(TASK BRIEF) Only the number is needed: how many lines of the records include "emoji"?
----
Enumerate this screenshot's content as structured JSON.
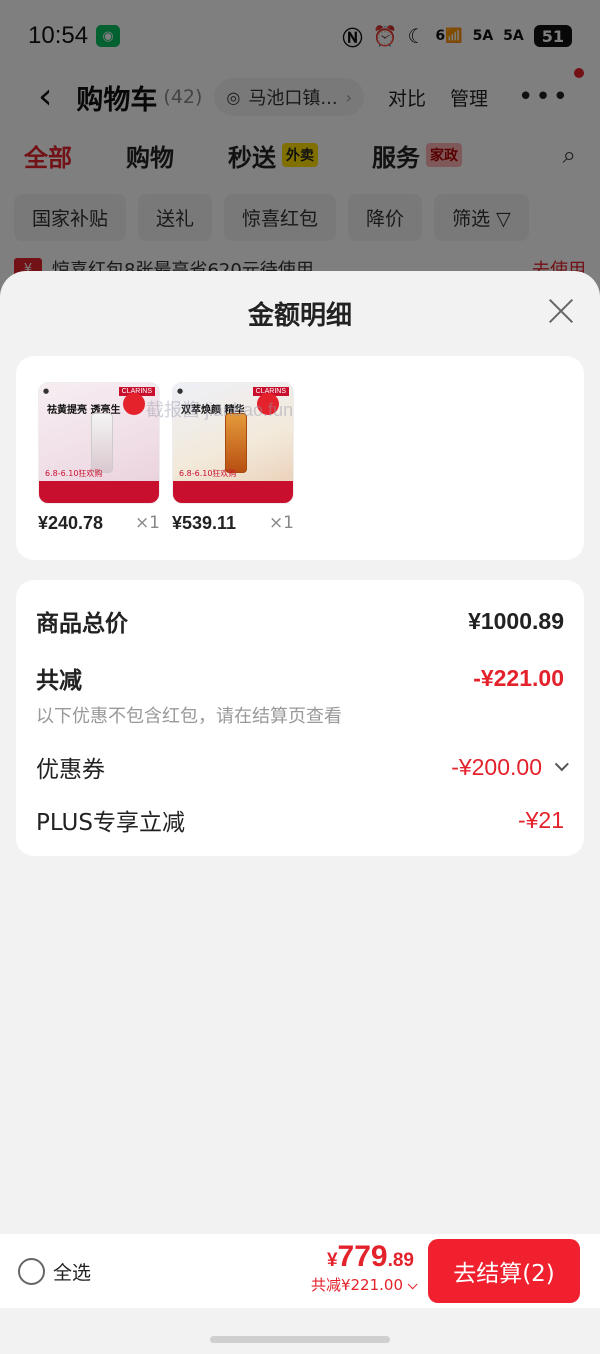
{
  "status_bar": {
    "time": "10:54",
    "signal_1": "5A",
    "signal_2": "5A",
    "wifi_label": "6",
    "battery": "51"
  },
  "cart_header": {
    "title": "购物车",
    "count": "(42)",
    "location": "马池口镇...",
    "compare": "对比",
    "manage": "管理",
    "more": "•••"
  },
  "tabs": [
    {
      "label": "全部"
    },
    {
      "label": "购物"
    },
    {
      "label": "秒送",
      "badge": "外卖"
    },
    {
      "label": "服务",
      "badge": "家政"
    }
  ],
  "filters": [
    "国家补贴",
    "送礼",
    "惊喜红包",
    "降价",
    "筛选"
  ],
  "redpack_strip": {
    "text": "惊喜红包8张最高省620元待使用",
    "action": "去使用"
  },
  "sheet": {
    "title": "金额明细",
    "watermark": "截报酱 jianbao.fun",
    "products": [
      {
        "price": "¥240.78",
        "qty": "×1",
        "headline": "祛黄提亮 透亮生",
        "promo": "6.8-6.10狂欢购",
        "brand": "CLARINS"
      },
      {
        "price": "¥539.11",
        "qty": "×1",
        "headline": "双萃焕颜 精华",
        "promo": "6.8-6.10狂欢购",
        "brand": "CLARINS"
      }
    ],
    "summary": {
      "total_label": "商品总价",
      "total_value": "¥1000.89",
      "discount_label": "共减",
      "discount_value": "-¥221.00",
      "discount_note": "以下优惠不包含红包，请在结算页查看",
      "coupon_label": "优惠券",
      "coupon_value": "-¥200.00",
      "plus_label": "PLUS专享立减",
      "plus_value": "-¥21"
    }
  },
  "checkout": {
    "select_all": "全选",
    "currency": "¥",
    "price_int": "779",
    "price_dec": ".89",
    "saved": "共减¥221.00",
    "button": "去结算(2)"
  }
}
----
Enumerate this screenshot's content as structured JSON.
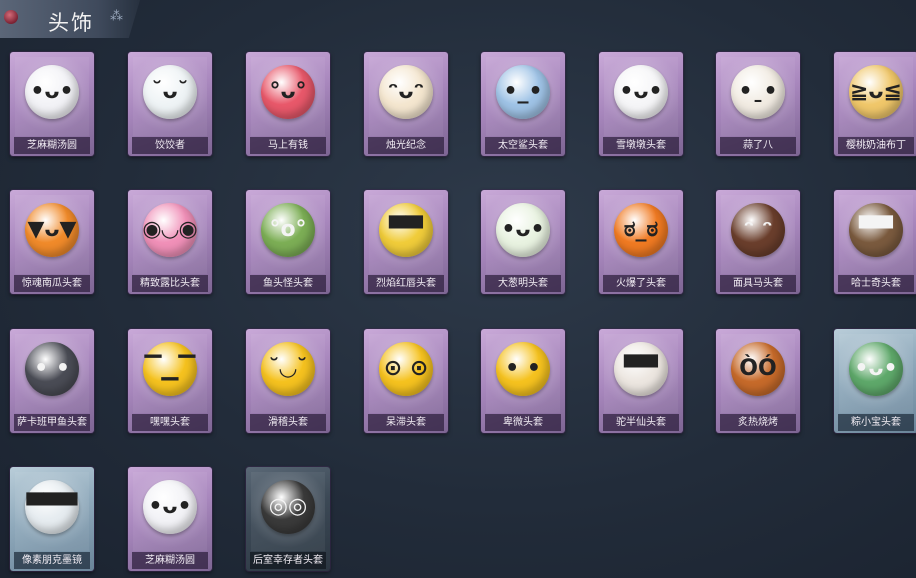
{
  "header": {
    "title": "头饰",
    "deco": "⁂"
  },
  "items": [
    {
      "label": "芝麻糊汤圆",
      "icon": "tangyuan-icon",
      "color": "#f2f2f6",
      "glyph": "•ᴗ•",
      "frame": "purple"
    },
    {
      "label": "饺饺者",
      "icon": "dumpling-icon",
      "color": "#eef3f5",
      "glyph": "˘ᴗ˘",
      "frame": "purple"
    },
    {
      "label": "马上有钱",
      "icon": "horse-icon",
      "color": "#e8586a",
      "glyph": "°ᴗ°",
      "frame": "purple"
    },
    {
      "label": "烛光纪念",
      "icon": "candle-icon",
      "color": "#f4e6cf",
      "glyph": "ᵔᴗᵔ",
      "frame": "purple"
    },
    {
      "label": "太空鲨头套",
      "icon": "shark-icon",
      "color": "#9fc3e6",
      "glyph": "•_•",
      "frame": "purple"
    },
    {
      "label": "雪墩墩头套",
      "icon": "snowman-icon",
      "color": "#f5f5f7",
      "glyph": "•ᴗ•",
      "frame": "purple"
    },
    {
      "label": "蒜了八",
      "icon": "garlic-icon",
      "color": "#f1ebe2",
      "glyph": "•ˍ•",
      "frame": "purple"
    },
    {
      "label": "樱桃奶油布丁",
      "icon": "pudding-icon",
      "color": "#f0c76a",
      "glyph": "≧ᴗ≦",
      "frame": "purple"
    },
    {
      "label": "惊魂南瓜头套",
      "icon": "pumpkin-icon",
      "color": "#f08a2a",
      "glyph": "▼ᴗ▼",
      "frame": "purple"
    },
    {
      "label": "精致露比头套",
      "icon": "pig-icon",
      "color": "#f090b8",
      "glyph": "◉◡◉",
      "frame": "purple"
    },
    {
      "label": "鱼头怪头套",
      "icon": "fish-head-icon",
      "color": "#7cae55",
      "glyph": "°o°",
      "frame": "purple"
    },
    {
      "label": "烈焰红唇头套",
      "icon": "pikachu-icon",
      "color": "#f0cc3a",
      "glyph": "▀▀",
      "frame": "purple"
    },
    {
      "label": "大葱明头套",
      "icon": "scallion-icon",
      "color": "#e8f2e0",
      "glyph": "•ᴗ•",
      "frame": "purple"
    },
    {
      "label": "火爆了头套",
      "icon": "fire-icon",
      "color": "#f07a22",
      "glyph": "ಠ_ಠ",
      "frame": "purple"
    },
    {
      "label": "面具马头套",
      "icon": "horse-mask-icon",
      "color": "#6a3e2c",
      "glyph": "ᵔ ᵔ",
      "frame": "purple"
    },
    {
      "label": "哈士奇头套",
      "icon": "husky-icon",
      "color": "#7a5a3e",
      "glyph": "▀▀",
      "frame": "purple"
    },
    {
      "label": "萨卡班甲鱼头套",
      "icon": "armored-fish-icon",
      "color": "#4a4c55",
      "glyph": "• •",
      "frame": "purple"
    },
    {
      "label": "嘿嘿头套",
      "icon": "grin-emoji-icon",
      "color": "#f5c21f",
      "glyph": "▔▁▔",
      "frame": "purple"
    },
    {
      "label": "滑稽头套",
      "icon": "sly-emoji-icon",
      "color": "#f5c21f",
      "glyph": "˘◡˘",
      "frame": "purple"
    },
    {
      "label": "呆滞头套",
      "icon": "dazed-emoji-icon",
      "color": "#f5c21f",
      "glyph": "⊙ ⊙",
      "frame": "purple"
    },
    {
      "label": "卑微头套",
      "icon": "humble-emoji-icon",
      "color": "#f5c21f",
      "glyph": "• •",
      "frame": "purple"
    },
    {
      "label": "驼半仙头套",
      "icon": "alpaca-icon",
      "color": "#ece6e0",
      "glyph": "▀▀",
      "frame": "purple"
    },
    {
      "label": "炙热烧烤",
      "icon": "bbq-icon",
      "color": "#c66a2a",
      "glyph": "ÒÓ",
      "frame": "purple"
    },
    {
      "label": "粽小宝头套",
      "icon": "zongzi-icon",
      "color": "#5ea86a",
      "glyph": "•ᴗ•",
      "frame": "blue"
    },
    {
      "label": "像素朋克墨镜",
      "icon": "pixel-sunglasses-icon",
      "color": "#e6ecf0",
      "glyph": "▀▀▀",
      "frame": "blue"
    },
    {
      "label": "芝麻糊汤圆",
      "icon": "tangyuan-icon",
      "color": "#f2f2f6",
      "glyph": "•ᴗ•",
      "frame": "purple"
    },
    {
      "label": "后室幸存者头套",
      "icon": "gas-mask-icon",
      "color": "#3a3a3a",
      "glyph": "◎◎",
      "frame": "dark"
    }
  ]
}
----
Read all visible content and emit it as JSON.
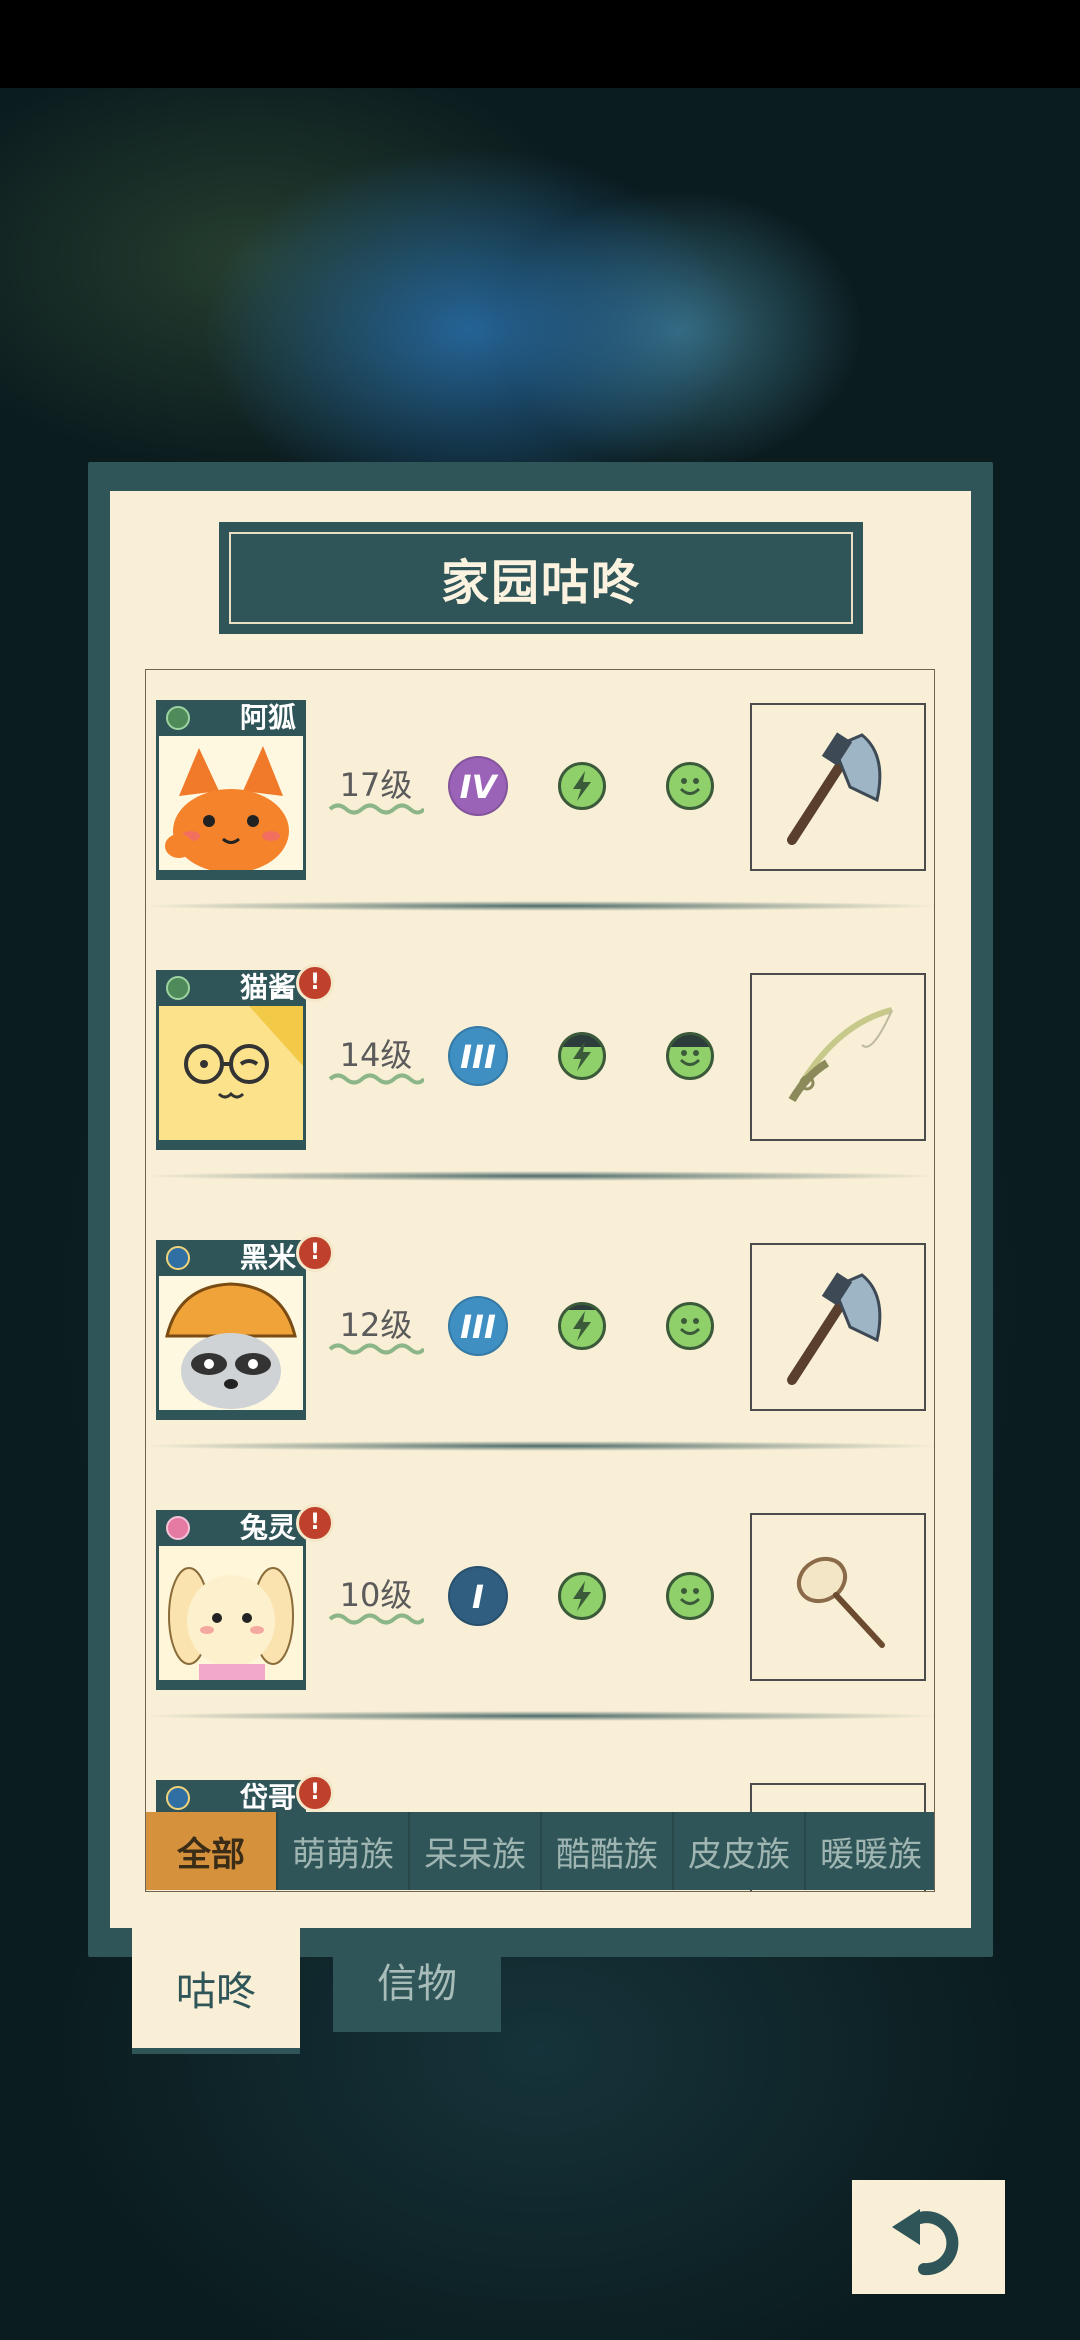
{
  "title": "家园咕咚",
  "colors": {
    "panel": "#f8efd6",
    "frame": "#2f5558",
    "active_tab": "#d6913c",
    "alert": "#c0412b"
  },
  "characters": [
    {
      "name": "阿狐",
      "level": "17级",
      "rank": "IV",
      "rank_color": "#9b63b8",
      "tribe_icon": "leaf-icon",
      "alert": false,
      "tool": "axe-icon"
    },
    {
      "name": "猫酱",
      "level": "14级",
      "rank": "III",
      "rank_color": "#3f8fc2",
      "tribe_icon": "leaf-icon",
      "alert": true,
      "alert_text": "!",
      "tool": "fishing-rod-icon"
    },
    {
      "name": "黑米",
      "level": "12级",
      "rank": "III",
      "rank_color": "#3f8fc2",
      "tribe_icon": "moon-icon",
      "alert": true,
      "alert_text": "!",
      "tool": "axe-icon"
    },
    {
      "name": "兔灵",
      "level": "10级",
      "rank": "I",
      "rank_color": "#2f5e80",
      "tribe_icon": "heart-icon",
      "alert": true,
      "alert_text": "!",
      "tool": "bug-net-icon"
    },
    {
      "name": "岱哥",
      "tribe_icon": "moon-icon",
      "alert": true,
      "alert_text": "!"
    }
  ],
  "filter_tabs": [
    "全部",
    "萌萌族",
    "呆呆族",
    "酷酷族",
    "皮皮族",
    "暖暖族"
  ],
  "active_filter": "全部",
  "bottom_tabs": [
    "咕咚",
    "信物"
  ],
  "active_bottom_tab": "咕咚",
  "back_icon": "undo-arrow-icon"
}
----
(THE COMPLETED TASK) 4